GIVEN INSTRUCTION - Give only the number of lines in the listing below where the string "applications" occurs.
--- start ---
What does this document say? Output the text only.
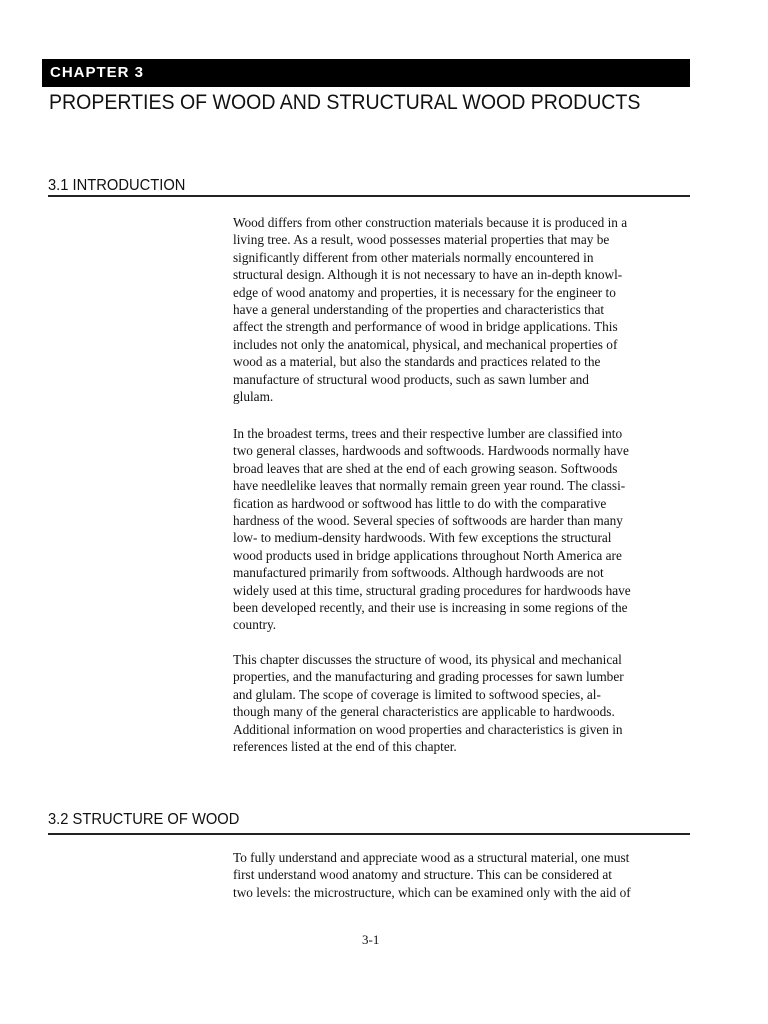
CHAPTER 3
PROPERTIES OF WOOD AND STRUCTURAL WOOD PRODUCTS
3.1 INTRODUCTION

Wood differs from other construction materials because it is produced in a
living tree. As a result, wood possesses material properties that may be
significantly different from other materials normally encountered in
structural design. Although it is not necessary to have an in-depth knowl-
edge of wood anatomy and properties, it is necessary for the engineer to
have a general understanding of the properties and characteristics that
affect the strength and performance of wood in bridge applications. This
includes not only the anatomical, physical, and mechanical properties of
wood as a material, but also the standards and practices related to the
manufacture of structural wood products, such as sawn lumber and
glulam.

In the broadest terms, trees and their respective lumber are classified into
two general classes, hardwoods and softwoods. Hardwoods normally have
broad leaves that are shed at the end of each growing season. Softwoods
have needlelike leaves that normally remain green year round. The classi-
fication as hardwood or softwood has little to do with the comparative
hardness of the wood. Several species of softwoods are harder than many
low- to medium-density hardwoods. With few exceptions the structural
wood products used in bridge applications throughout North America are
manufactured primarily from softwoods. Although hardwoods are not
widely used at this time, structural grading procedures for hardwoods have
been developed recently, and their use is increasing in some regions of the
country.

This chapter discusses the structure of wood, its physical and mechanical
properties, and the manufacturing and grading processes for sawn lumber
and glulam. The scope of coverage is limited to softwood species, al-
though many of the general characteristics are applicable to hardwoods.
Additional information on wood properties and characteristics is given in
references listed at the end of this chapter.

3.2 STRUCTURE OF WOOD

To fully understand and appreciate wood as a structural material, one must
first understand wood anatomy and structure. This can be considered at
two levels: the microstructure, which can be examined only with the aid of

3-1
--- end ---
--- start ---
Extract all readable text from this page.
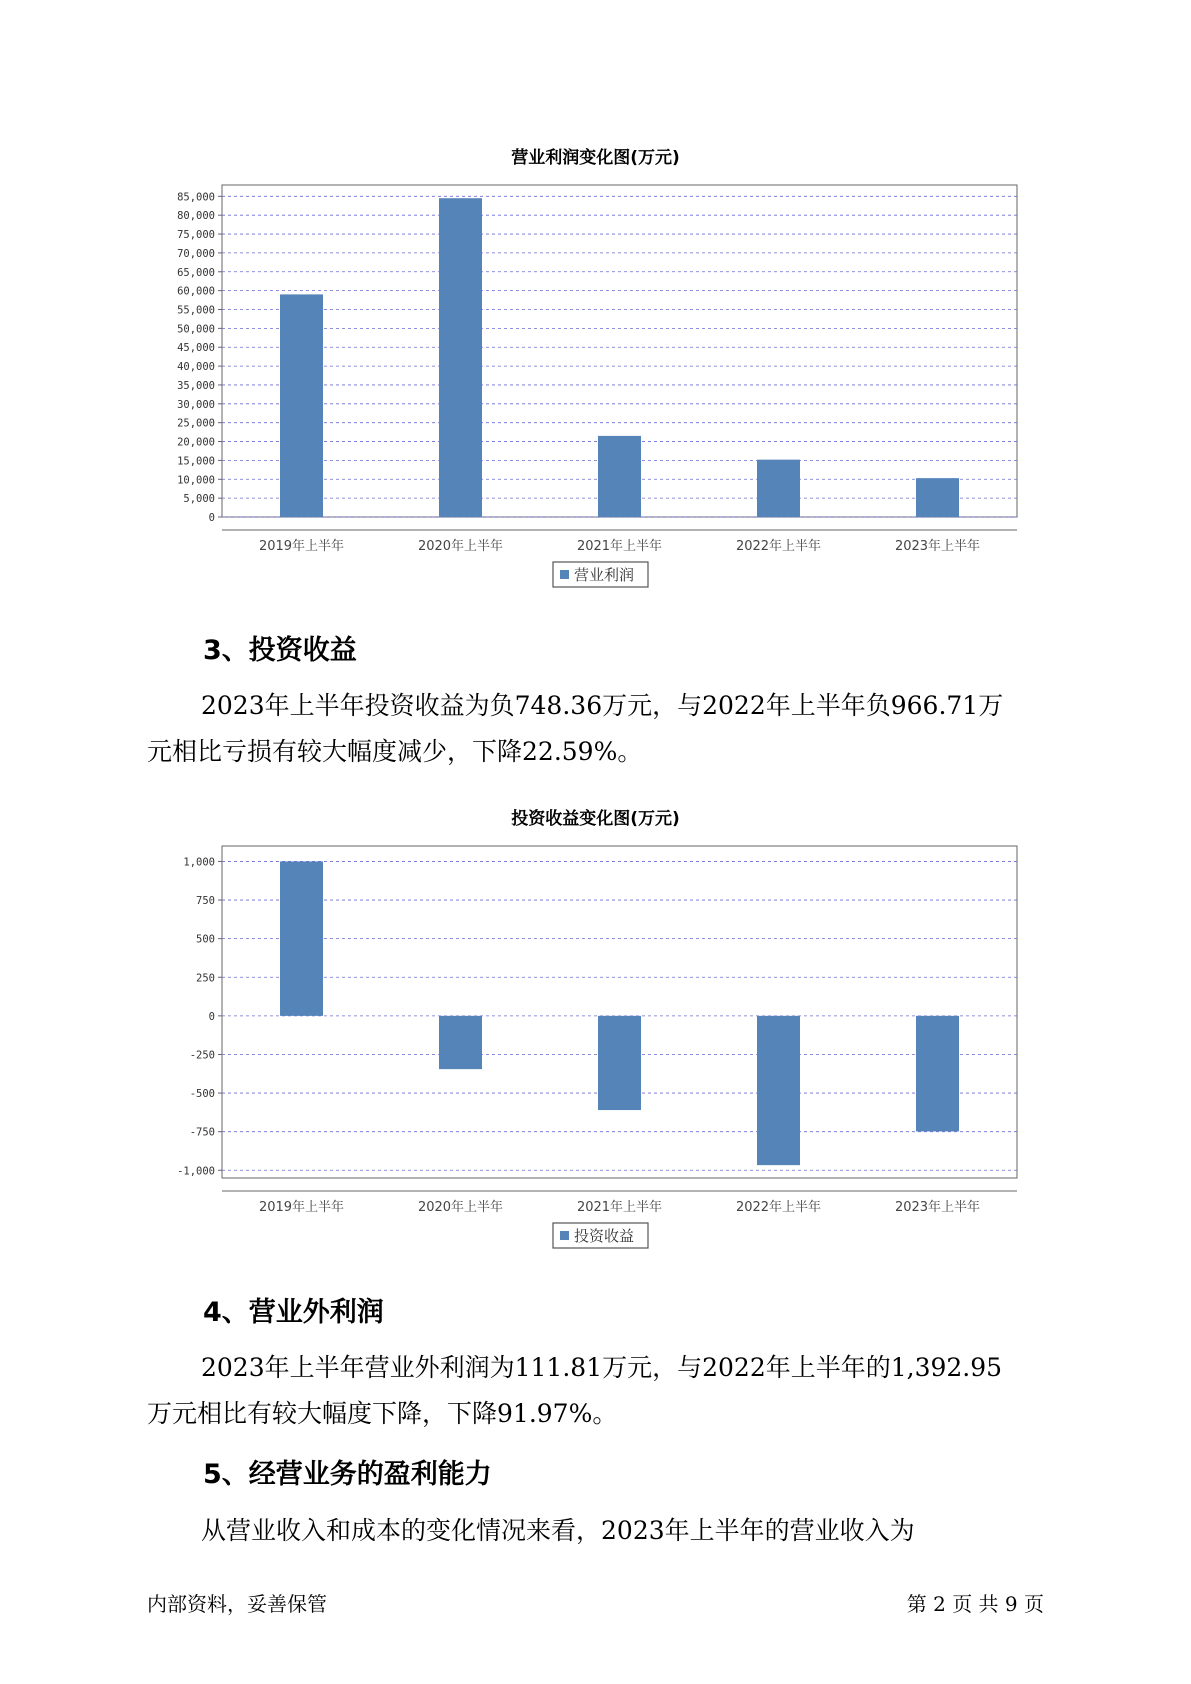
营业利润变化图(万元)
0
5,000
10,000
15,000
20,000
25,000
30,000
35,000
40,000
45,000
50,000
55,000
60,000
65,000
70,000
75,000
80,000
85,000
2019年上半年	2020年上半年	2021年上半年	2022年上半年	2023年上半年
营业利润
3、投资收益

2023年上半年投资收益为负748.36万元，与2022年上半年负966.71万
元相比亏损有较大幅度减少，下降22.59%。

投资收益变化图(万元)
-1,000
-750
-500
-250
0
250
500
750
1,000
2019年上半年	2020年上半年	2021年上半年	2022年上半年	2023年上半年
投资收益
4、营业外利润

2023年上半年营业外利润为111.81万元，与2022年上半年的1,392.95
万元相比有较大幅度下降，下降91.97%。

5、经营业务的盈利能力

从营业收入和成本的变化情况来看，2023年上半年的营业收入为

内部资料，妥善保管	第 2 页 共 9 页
--- end ---
COMPLETE ANSWER - 2